Copy out all the lines in the records that include the word "panel".

^^^^^^^^^^^^^^^^

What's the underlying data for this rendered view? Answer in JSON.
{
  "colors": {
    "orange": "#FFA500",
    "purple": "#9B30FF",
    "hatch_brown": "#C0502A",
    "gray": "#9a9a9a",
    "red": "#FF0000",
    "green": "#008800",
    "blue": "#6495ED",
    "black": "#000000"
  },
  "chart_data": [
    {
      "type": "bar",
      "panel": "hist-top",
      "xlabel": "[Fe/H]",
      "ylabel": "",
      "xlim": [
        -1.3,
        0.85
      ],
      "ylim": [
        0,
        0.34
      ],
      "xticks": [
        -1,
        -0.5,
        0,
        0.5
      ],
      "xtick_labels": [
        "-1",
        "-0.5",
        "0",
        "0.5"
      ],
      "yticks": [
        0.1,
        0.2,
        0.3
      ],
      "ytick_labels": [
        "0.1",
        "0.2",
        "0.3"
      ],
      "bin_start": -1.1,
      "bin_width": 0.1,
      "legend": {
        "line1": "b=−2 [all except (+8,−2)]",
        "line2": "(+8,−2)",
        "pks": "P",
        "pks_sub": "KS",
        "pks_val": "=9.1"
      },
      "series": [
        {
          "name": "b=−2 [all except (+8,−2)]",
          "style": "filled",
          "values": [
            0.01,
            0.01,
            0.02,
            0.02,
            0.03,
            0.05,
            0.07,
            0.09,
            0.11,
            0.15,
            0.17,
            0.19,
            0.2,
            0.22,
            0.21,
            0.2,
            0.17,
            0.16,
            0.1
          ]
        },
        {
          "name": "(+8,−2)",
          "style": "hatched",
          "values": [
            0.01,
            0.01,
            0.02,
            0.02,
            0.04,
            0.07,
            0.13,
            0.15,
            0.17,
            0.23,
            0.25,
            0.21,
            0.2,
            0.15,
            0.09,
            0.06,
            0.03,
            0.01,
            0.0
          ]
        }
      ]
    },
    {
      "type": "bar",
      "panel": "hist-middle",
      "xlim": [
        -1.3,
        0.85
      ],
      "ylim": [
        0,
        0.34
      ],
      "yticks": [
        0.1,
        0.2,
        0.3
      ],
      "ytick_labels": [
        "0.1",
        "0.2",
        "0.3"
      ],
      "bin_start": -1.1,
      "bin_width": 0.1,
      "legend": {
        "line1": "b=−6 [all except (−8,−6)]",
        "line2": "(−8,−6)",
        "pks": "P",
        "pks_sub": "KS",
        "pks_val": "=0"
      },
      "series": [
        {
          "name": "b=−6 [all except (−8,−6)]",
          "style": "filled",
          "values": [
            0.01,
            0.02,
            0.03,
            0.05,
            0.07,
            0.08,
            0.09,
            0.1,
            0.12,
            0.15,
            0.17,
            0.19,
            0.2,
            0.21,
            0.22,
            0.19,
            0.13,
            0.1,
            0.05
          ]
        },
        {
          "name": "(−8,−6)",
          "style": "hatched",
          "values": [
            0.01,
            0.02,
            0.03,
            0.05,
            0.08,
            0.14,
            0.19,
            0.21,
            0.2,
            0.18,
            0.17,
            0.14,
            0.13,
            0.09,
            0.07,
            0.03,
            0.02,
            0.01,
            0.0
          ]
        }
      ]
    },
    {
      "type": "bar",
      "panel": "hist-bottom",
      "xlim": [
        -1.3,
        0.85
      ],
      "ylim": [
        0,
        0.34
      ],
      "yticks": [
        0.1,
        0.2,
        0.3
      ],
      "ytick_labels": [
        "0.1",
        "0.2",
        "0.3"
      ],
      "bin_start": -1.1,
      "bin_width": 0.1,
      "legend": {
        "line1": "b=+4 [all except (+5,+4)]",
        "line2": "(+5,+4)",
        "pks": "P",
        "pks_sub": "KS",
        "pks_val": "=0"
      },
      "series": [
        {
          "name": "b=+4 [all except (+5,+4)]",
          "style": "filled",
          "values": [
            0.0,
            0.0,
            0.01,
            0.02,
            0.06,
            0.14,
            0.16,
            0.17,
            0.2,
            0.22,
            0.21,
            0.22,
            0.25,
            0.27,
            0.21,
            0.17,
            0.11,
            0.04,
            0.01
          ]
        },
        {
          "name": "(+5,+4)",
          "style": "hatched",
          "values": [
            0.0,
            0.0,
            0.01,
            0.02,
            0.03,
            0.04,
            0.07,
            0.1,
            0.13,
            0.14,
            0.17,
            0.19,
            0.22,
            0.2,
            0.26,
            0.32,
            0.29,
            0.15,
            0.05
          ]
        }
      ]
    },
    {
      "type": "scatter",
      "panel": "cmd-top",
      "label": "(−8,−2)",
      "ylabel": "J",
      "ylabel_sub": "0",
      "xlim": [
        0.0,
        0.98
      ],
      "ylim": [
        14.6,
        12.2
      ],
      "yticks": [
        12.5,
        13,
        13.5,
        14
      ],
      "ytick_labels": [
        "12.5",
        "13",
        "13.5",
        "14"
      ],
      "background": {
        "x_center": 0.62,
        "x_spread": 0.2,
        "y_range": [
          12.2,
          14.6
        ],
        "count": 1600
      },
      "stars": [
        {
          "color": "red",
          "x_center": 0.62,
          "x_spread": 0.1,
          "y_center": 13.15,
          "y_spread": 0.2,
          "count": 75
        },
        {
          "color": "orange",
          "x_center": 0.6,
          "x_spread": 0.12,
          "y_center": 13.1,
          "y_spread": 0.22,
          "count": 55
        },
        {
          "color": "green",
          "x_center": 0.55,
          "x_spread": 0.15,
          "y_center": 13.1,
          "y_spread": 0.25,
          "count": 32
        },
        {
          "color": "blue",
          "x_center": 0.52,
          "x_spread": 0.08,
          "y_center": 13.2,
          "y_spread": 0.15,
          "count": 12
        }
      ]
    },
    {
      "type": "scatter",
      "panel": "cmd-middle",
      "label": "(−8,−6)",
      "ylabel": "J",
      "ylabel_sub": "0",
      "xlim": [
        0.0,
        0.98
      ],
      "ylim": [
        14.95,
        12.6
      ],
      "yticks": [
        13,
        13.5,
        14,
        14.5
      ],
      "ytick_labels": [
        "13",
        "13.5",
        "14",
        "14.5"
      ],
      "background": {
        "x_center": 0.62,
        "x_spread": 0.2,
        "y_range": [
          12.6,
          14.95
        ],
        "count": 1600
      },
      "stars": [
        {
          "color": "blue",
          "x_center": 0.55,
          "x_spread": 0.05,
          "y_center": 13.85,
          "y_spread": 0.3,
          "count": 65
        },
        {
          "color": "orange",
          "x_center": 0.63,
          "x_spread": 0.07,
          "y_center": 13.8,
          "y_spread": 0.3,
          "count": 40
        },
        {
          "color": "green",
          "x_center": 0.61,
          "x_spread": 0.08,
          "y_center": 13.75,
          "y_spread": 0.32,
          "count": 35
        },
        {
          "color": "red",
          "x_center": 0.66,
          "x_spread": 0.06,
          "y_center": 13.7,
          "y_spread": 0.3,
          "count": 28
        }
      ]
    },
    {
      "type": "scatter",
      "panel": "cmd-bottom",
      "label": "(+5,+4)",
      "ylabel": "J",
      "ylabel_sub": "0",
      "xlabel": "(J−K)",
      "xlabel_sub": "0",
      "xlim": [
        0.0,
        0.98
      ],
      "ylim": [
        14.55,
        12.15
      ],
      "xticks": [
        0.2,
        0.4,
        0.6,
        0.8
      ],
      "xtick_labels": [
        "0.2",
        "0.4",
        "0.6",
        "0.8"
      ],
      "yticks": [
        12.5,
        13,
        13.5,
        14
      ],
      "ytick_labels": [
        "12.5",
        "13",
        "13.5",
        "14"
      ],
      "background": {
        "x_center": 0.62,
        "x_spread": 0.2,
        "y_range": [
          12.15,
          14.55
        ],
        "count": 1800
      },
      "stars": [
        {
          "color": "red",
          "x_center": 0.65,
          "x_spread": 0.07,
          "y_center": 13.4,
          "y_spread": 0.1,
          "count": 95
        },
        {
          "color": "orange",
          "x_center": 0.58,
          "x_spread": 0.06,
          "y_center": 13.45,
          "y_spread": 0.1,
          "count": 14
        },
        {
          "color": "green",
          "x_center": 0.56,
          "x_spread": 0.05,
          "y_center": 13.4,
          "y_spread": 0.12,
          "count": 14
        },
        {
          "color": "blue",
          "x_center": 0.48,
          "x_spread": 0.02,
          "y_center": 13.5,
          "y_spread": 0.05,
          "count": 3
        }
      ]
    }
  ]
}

^^^^^^^^^^^^^^^^

■ **Final result**:
      "panel": "hist-top",
      "panel": "hist-middle",
      "panel": "hist-bottom",
      "panel": "cmd-top",
      "panel": "cmd-middle",
      "panel": "cmd-bottom",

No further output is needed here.